---------- Selected passage

🤖 AI Summary
This work addresses the limitations of existing general-purpose multimodal retrieval models in effectively handling diverse user intents—ranging from simple keywords to complex compositional instructions—particularly when queries require logical reasoning. To this end, the authors propose an end-to-end framework that integrates generative reasoning with discriminative representation learning. The approach leverages a multimodal large language model to generate structured chains of thought (CoT) that explicitly parse query intent, which are then compressed into compact embeddings. A difficulty-aware routing mechanism dynamically decides whether to activate or bypass the reasoning module, thereby balancing accuracy and efficiency. Evaluated on the M-BEIR benchmark, the method achieves a new state of the art, significantly improving performance on complex query understanding, inference efficiency, and cross-domain zero-shot generalization.
📝 Abstract
Universal Multimodal Retrieval requires unified embedding models capable of interpreting diverse user intents, ranging from simple keywords to complex compositional instructions. While Multimodal Large Language Models (MLLMs) possess strong reasoning capabilities, prevailing adaptations confine them to static encoders, underutilizing their generative potential. This encoder-only paradigm struggles with complex intents that demand logical deduction rather than superficial pattern matching. To address this, we introduce TRACE (Task-adaptive Reasoning And Compressing Embeddings). TRACE unifies generative reasoning with discriminative representation learning. It first generates a structured Chain-of-Thought (CoT) to explicitly reason about the query, and subsequently compresses this reasoning trace into a compact embedding via a dedicated token. To train this framework, we construct M-BEIR-CoT, a large-scale dataset featuring a difficulty-aware routing strategy. Experiments on the M-BEIR benchmark establish TRACE as the new state-of-the-art. Crucially, TRACE demonstrates a learned implicit routing behavior. It autonomously activates reasoning for complex queries while bypassing it for simpler ones, achieving an optimal balance between retrieval accuracy and inference throughput. Furthermore, by internalizing the deductive process, TRACE exhibits remarkable zero-shot transferability to unseen domains and novel constraints.

--------------------

■ What you should do
In the abstract about TRACE, what dataset was built to train the framework?

---------- Data provided

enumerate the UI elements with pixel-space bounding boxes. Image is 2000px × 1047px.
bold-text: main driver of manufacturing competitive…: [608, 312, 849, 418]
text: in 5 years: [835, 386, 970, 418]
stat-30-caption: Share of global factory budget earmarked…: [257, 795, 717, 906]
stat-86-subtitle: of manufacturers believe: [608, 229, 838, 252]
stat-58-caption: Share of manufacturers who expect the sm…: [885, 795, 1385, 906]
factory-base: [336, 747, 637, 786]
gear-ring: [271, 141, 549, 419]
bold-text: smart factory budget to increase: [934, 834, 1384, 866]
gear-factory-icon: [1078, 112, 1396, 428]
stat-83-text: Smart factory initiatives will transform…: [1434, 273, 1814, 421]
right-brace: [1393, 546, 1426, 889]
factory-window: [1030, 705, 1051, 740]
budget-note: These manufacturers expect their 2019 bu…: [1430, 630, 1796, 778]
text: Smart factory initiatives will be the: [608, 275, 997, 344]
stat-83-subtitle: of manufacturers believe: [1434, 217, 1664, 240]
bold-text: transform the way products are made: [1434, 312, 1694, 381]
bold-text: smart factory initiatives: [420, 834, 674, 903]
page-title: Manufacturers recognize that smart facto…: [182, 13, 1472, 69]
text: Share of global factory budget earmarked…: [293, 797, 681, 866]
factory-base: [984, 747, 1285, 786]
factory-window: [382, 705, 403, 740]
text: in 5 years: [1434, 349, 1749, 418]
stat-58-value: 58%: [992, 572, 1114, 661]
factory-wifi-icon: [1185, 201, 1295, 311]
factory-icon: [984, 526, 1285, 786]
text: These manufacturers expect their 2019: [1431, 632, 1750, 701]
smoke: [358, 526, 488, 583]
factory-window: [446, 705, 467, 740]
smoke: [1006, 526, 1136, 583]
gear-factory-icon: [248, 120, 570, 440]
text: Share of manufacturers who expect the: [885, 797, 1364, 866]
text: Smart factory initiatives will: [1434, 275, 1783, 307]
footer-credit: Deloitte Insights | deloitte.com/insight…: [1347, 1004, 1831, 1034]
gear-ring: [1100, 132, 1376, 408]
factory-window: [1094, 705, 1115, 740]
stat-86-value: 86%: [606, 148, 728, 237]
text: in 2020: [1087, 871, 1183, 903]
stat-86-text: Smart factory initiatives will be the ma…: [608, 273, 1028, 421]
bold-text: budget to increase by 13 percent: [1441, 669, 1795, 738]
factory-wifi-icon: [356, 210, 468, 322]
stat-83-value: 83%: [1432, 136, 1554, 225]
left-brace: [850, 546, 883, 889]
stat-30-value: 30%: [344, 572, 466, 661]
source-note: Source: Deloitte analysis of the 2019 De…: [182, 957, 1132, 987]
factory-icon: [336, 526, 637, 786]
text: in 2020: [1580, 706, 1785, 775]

--------------------

■ Exercise response
M-BEIR-CoT, a large-scale dataset featuring a difficulty-aware routing strategy.